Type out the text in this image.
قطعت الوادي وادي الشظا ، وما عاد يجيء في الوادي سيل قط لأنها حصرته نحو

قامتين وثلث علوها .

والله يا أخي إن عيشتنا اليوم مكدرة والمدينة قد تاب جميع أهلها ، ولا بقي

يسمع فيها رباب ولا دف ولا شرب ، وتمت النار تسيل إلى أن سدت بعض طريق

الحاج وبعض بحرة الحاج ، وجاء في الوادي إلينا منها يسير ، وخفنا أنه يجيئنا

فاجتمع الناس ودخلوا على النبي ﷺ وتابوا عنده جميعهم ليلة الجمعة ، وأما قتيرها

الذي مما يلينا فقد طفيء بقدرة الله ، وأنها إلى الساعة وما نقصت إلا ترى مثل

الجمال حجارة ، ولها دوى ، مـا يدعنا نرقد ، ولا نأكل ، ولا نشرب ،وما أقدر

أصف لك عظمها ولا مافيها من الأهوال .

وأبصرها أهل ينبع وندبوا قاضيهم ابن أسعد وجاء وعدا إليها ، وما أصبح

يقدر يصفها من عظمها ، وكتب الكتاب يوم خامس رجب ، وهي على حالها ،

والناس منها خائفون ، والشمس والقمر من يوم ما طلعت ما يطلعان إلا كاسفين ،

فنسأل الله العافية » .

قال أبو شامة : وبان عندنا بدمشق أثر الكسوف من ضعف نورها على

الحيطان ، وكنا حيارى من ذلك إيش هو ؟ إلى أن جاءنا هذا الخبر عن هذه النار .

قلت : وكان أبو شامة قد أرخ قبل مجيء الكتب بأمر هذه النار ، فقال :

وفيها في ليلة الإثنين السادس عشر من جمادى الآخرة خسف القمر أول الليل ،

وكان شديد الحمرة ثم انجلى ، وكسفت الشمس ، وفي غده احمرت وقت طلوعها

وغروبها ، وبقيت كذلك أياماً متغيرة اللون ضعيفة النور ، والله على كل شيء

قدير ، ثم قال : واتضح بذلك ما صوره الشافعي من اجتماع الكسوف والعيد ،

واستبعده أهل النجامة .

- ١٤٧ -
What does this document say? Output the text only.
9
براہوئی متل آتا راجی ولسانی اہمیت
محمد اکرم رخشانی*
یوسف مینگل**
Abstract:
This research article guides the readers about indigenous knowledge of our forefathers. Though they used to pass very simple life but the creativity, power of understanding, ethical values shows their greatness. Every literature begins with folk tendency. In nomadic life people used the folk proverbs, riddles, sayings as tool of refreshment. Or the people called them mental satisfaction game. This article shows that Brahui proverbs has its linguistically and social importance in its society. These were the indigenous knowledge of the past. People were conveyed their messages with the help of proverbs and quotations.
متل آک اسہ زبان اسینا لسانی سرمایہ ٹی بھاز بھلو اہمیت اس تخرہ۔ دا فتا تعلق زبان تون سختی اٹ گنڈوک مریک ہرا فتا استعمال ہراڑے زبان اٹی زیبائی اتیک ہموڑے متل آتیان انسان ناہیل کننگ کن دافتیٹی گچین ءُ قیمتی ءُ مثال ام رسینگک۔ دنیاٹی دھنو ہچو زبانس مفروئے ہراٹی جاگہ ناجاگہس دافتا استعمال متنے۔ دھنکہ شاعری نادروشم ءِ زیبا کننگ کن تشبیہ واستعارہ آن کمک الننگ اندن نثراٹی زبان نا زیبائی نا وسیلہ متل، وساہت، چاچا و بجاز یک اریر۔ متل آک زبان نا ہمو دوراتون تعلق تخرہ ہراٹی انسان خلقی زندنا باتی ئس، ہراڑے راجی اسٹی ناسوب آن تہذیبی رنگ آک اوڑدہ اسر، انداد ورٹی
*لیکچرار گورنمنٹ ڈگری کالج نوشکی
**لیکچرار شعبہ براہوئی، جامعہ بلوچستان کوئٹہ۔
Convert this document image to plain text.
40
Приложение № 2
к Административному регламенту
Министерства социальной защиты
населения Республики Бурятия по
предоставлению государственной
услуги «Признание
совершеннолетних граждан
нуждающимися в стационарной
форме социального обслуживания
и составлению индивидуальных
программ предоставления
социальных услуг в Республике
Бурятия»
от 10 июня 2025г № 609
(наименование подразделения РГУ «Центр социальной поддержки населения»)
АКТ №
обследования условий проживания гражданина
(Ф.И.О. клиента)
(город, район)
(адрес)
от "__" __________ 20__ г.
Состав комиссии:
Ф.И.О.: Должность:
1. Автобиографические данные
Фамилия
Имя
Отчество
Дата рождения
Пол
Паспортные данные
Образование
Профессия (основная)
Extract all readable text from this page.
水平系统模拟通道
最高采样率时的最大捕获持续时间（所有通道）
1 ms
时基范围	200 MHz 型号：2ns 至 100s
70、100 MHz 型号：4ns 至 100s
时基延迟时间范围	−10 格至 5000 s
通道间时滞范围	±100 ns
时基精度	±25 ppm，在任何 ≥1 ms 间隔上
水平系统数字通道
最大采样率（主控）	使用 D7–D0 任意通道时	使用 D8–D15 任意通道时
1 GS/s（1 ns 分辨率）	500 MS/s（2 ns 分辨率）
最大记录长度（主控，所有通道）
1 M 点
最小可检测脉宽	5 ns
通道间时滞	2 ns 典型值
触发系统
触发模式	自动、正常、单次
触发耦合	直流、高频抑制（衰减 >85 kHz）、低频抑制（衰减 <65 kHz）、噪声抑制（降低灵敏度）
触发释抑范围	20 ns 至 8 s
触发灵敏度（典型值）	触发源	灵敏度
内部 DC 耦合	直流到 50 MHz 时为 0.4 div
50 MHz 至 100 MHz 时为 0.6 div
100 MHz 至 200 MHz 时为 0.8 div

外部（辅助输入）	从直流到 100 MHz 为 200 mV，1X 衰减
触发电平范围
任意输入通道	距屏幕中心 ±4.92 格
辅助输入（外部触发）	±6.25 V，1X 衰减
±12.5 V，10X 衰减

○ ○ ○ ○

Copy each line above containing the string "عظمها".

أصف لك عظمها ولا مافيها من الأهوال .
يقدر يصفها من عظمها ، وكتب الكتاب يوم خامس رجب ، وهي على حالها ،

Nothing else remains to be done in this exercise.